**AVAILABLE RECORDS:**
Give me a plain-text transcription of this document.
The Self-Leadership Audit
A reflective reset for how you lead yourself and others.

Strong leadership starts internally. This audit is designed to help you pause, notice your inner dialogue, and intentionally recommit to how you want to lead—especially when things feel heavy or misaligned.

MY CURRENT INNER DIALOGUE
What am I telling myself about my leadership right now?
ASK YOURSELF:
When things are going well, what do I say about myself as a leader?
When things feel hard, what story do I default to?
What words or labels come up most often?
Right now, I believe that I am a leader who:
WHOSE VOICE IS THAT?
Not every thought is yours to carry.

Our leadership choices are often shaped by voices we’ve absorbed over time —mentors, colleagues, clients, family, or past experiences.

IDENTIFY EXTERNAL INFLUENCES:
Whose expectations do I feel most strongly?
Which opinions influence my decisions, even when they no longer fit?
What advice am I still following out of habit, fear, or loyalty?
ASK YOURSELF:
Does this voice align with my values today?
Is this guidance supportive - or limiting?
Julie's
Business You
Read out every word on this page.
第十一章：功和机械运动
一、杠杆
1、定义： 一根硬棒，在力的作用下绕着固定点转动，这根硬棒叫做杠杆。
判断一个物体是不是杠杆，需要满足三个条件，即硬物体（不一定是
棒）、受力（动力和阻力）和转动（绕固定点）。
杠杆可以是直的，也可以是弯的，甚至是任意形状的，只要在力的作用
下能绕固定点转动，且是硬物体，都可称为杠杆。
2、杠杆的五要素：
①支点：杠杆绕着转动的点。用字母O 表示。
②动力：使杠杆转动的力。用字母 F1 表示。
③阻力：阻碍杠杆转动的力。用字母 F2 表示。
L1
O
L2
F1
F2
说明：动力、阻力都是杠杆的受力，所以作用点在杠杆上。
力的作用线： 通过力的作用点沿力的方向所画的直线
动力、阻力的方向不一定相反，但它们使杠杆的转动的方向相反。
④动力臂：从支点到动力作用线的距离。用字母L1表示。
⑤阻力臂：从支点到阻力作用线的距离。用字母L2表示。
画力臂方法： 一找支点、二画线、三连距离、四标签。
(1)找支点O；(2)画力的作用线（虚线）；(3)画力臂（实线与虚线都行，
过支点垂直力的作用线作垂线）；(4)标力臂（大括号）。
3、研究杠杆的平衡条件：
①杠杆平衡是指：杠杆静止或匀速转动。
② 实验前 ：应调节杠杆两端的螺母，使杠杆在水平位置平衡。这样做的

**THE TASK:** Look over the material above and show each line where "about" appears.

**RESULT OF THE EXERCISE:**
What am I telling myself about my leadership right now?
When things are going well, what do I say about myself as a leader?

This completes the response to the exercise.